領域ラベル付き項目:
◆ ◆ ◆ ◆ ◆ ◆ ◆
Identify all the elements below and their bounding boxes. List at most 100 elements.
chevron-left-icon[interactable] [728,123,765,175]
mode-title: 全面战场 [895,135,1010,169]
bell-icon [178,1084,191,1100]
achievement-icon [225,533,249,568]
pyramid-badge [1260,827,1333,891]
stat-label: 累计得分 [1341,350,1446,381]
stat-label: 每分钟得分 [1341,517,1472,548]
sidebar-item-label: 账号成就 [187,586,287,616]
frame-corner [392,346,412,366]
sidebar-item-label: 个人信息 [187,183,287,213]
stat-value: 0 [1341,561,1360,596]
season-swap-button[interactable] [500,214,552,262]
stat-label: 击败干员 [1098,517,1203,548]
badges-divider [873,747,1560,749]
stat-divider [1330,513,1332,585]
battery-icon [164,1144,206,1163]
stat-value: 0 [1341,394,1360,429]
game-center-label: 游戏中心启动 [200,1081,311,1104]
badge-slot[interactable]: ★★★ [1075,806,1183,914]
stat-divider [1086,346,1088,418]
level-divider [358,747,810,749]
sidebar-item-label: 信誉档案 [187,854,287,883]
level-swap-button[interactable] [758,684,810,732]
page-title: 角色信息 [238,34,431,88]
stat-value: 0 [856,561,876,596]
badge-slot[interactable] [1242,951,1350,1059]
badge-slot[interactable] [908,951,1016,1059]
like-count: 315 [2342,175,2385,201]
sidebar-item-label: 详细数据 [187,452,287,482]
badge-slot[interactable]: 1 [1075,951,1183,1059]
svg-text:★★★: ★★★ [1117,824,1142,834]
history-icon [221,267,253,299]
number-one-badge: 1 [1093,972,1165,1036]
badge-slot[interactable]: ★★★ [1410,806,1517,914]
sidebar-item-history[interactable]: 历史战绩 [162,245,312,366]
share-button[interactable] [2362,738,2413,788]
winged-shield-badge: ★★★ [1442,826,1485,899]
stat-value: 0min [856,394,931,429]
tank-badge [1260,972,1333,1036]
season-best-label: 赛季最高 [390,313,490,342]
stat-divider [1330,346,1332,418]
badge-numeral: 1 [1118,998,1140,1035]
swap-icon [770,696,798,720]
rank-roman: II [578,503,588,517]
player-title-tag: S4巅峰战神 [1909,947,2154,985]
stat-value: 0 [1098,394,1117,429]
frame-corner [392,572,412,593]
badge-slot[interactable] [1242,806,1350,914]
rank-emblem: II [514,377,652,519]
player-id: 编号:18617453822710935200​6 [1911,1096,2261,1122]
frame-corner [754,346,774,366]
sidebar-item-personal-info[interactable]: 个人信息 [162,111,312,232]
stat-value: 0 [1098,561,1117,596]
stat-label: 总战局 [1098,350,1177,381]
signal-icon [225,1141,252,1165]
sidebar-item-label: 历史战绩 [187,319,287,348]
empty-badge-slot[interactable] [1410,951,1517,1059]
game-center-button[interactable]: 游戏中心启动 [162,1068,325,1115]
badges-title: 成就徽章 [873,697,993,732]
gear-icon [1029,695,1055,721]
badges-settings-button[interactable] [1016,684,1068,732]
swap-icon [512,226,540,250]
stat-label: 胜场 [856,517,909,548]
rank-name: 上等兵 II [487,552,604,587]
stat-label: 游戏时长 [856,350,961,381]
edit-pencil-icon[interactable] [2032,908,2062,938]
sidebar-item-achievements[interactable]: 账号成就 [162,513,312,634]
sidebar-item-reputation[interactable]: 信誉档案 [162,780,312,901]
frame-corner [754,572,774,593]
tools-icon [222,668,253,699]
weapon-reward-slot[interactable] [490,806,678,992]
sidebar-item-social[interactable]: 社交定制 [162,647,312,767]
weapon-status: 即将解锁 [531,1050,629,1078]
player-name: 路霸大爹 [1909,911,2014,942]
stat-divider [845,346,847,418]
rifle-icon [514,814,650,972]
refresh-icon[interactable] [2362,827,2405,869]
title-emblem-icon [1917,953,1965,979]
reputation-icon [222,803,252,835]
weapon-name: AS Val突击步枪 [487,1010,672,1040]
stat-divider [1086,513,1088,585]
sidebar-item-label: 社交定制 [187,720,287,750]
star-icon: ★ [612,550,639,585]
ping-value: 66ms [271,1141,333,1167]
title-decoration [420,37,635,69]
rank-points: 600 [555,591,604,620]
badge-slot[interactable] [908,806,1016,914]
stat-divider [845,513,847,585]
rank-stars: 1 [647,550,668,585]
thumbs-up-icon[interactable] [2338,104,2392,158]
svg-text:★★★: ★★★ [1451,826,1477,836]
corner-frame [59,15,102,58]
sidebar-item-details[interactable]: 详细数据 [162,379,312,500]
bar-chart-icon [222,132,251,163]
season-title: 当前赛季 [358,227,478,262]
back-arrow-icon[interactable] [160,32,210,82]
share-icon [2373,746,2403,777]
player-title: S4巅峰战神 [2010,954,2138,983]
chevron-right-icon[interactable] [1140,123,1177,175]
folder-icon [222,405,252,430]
◆ ◆ ◆ ◆ ◆ ◆ ◆
指示.
一覧全体で「stat-divider」を「stat-separator」に置き換え、それ以外は変えずに書き直す。

解答.
Identify all the elements below and their bounding boxes. List at most 100 elements.
chevron-left-icon[interactable] [728,123,765,175]
mode-title: 全面战场 [895,135,1010,169]
bell-icon [178,1084,191,1100]
achievement-icon [225,533,249,568]
pyramid-badge [1260,827,1333,891]
stat-label: 累计得分 [1341,350,1446,381]
stat-label: 每分钟得分 [1341,517,1472,548]
sidebar-item-label: 账号成就 [187,586,287,616]
frame-corner [392,346,412,366]
sidebar-item-label: 个人信息 [187,183,287,213]
stat-value: 0 [1341,561,1360,596]
season-swap-button[interactable] [500,214,552,262]
stat-label: 击败干员 [1098,517,1203,548]
badges-divider [873,747,1560,749]
stat-separator [1330,513,1332,585]
battery-icon [164,1144,206,1163]
stat-value: 0 [1341,394,1360,429]
game-center-label: 游戏中心启动 [200,1081,311,1104]
badge-slot[interactable]: ★★★ [1075,806,1183,914]
stat-separator [1086,346,1088,418]
level-divider [358,747,810,749]
sidebar-item-label: 信誉档案 [187,854,287,883]
level-swap-button[interactable] [758,684,810,732]
page-title: 角色信息 [238,34,431,88]
stat-value: 0 [856,561,876,596]
badge-slot[interactable] [1242,951,1350,1059]
badge-slot[interactable] [908,951,1016,1059]
like-count: 315 [2342,175,2385,201]
sidebar-item-label: 详细数据 [187,452,287,482]
badge-slot[interactable]: 1 [1075,951,1183,1059]
svg-text:★★★: ★★★ [1117,824,1142,834]
history-icon [221,267,253,299]
number-one-badge: 1 [1093,972,1165,1036]
badge-slot[interactable]: ★★★ [1410,806,1517,914]
sidebar-item-history[interactable]: 历史战绩 [162,245,312,366]
share-button[interactable] [2362,738,2413,788]
winged-shield-badge: ★★★ [1442,826,1485,899]
stat-value: 0min [856,394,931,429]
tank-badge [1260,972,1333,1036]
season-best-label: 赛季最高 [390,313,490,342]
stat-separator [1330,346,1332,418]
badge-numeral: 1 [1118,998,1140,1035]
swap-icon [770,696,798,720]
rank-roman: II [578,503,588,517]
player-title-tag: S4巅峰战神 [1909,947,2154,985]
stat-value: 0 [1098,394,1117,429]
frame-corner [392,572,412,593]
badge-slot[interactable] [1242,806,1350,914]
rank-emblem: II [514,377,652,519]
player-id: 编号:18617453822710935200​6 [1911,1096,2261,1122]
frame-corner [754,346,774,366]
sidebar-item-personal-info[interactable]: 个人信息 [162,111,312,232]
stat-value: 0 [1098,561,1117,596]
stat-label: 总战局 [1098,350,1177,381]
signal-icon [225,1141,252,1165]
sidebar-item-label: 历史战绩 [187,319,287,348]
empty-badge-slot[interactable] [1410,951,1517,1059]
game-center-button[interactable]: 游戏中心启动 [162,1068,325,1115]
badges-title: 成就徽章 [873,697,993,732]
gear-icon [1029,695,1055,721]
badges-settings-button[interactable] [1016,684,1068,732]
swap-icon [512,226,540,250]
stat-label: 胜场 [856,517,909,548]
rank-name: 上等兵 II [487,552,604,587]
stat-label: 游戏时长 [856,350,961,381]
edit-pencil-icon[interactable] [2032,908,2062,938]
sidebar-item-achievements[interactable]: 账号成就 [162,513,312,634]
sidebar-item-reputation[interactable]: 信誉档案 [162,780,312,901]
frame-corner [754,572,774,593]
tools-icon [222,668,253,699]
weapon-reward-slot[interactable] [490,806,678,992]
sidebar-item-social[interactable]: 社交定制 [162,647,312,767]
weapon-status: 即将解锁 [531,1050,629,1078]
player-name: 路霸大爹 [1909,911,2014,942]
stat-separator [845,346,847,418]
rifle-icon [514,814,650,972]
refresh-icon[interactable] [2362,827,2405,869]
title-emblem-icon [1917,953,1965,979]
reputation-icon [222,803,252,835]
weapon-name: AS Val突击步枪 [487,1010,672,1040]
stat-separator [1086,513,1088,585]
sidebar-item-label: 社交定制 [187,720,287,750]
star-icon: ★ [612,550,639,585]
ping-value: 66ms [271,1141,333,1167]
title-decoration [420,37,635,69]
rank-points: 600 [555,591,604,620]
badge-slot[interactable] [908,806,1016,914]
stat-separator [845,513,847,585]
rank-stars: 1 [647,550,668,585]
thumbs-up-icon[interactable] [2338,104,2392,158]
svg-text:★★★: ★★★ [1451,826,1477,836]
corner-frame [59,15,102,58]
sidebar-item-details[interactable]: 详细数据 [162,379,312,500]
bar-chart-icon [222,132,251,163]
season-title: 当前赛季 [358,227,478,262]
back-arrow-icon[interactable] [160,32,210,82]
share-icon [2373,746,2403,777]
player-title: S4巅峰战神 [2010,954,2138,983]
chevron-right-icon[interactable] [1140,123,1177,175]
folder-icon [222,405,252,430]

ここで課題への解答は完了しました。